◆ **REQUIREMENT**:
Set out every line bearing the string "Giai".

◆ **SOURCE MATERIAL**:
════════

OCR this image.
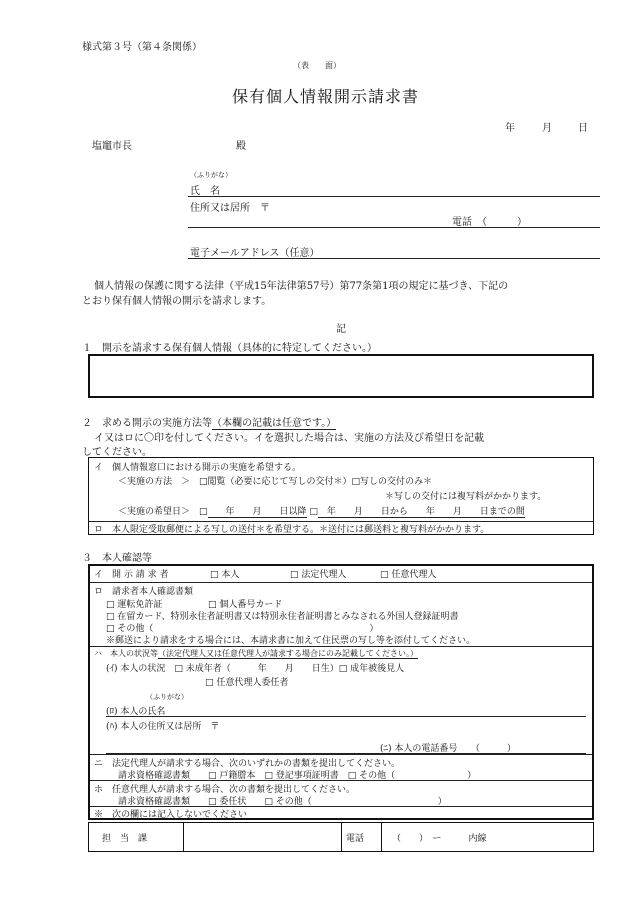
様式第３号（第４条関係）
（表　　面）
保有個人情報開示請求書
年	月	日
塩竈市長	殿
（ふりがな）
氏　名
住所又は居所　〒
電話　（　　　）
電子メールアドレス（任意）
個人情報の保護に関する法律（平成15年法律第57号）第77条第1項の規定に基づき、下記の
とおり保有個人情報の開示を請求します。
記
１　開示を請求する保有個人情報（具体的に特定してください。）
２　求める開示の実施方法等（本欄の記載は任意です。）
イ又はロに〇印を付してください。イを選択した場合は、実施の方法及び希望日を記載
してください。
イ　個人情報窓口における開示の実施を希望する。
＜実施の方法　＞　□閲覧（必要に応じて写しの交付＊）□写しの交付のみ＊
＊写しの交付には複写料がかかります。
＜実施の希望日＞　□　　年　　月　　日以降 □　年　　月　　日から　　年　　月　　日までの間
ロ　本人限定受取郵便による写しの送付＊を希望する。＊送付には郵送料と複写料がかかります。
３　本人確認等
イ　開 示 請 求 者	□ 本人	□ 法定代理人	□ 任意代理人
ロ　請求者本人確認書類
□ 運転免許証	□ 個人番号カード
□ 在留カード、特別永住者証明書又は特別永住者証明書とみなされる外国人登録証明書
□ その他（　　　　　　　　　　　　　　　　　　　　　　　　）
※郵送により請求をする場合には、本請求書に加えて住民票の写し等を添付してください。
ハ　本人の状況等（法定代理人又は任意代理人が請求する場合にのみ記載してください。）
(ｲ) 本人の状況　□ 未成年者（　　　年　　月　　日生）□ 成年被後見人
□ 任意代理人委任者
（ふりがな）
(ﾛ) 本人の氏名
(ﾊ) 本人の住所又は居所　〒
(ﾆ) 本人の電話番号　　（　　　）
ニ　法定代理人が請求する場合、次のいずれかの書類を提出してください。
請求資格確認書類　　□ 戸籍謄本　□ 登記事項証明書　□ その他（　　　　　　　　）
ホ　任意代理人が請求する場合、次の書類を提出してください。
請求資格確認書類　　□ 委任状　　□ その他（　　　　　　　　　　　　　　）
※　次の欄には記入しないでください
担　当　課	電話	（　　）　ー　　　内線
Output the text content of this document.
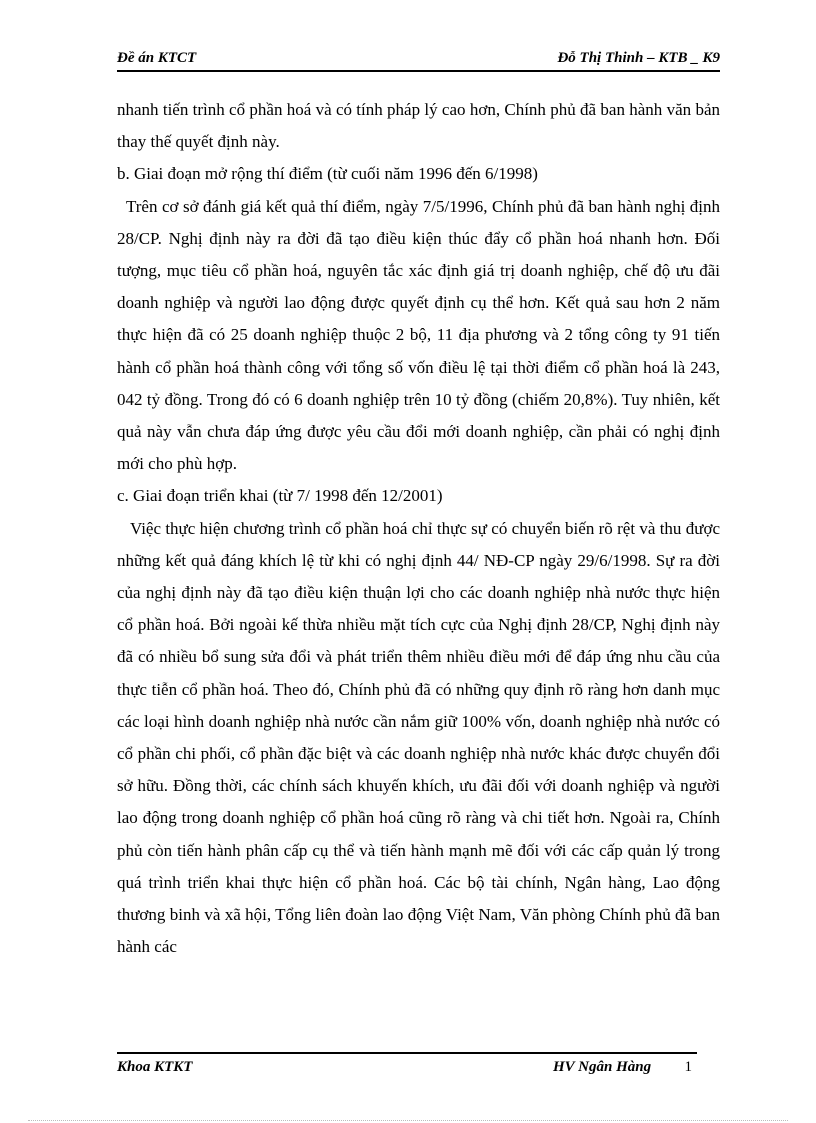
Đề án KTCT	Đỗ Thị Thinh – KTB _ K9

nhanh tiến trình cổ phần hoá và có tính pháp lý cao hơn, Chính phủ đã ban hành văn bản thay thế quyết định này.

b. Giai đoạn mở rộng thí điểm (từ cuối năm 1996 đến 6/1998)

Trên cơ sở đánh giá kết quả thí điểm, ngày 7/5/1996, Chính phủ đã ban hành nghị định 28/CP. Nghị định này ra đời đã tạo điều kiện thúc đẩy cổ phần hoá nhanh hơn. Đối tượng, mục tiêu cổ phần hoá, nguyên tắc xác định giá trị doanh nghiệp, chế độ ưu đãi doanh nghiệp và người lao động được quyết định cụ thể hơn. Kết quả sau hơn 2 năm thực hiện đã có 25 doanh nghiệp thuộc 2 bộ, 11 địa phương và 2 tổng công ty 91 tiến hành cổ phần hoá thành công với tổng số vốn điều lệ tại thời điểm cổ phần hoá là 243, 042 tỷ đồng. Trong đó có 6 doanh nghiệp trên 10 tỷ đồng (chiếm 20,8%). Tuy nhiên, kết quả này vẫn chưa đáp ứng được yêu cầu đổi mới doanh nghiệp, cần phải có nghị định mới cho phù hợp.

c. Giai đoạn triển khai (từ 7/ 1998 đến 12/2001)

Việc thực hiện chương trình cổ phần hoá chỉ thực sự có chuyển biến rõ rệt và thu được những kết quả đáng khích lệ từ khi có nghị định 44/ NĐ-CP ngày 29/6/1998. Sự ra đời của nghị định này đã tạo điều kiện thuận lợi cho các doanh nghiệp nhà nước thực hiện cổ phần hoá. Bởi ngoài kế thừa nhiều mặt tích cực của Nghị định 28/CP, Nghị định này đã có nhiều bổ sung sửa đổi và phát triển thêm nhiều điều mới để đáp ứng nhu cầu của thực tiễn cổ phần hoá. Theo đó, Chính phủ đã có những quy định rõ ràng hơn danh mục các loại hình doanh nghiệp nhà nước cần nắm giữ 100% vốn, doanh nghiệp nhà nước có cổ phần chi phối, cổ phần đặc biệt và các doanh nghiệp nhà nước khác được chuyển đổi sở hữu. Đồng thời, các chính sách khuyến khích, ưu đãi đối với doanh nghiệp và người lao động trong doanh nghiệp cổ phần hoá cũng rõ ràng và chi tiết hơn. Ngoài ra, Chính phủ còn tiến hành phân cấp cụ thể và tiến hành mạnh mẽ đối với các cấp quản lý trong quá trình triển khai thực hiện cổ phần hoá. Các bộ tài chính, Ngân hàng, Lao động thương binh và xã hội, Tổng liên đoàn lao động Việt Nam, Văn phòng Chính phủ đã ban hành các

Khoa KTKT	HV Ngân Hàng 1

════════

◆ **RESPONSE TO THE EXERCISE**:
b. Giai đoạn mở rộng thí điểm (từ cuối năm 1996 đến 6/1998)
c. Giai đoạn triển khai (từ 7/ 1998 đến 12/2001)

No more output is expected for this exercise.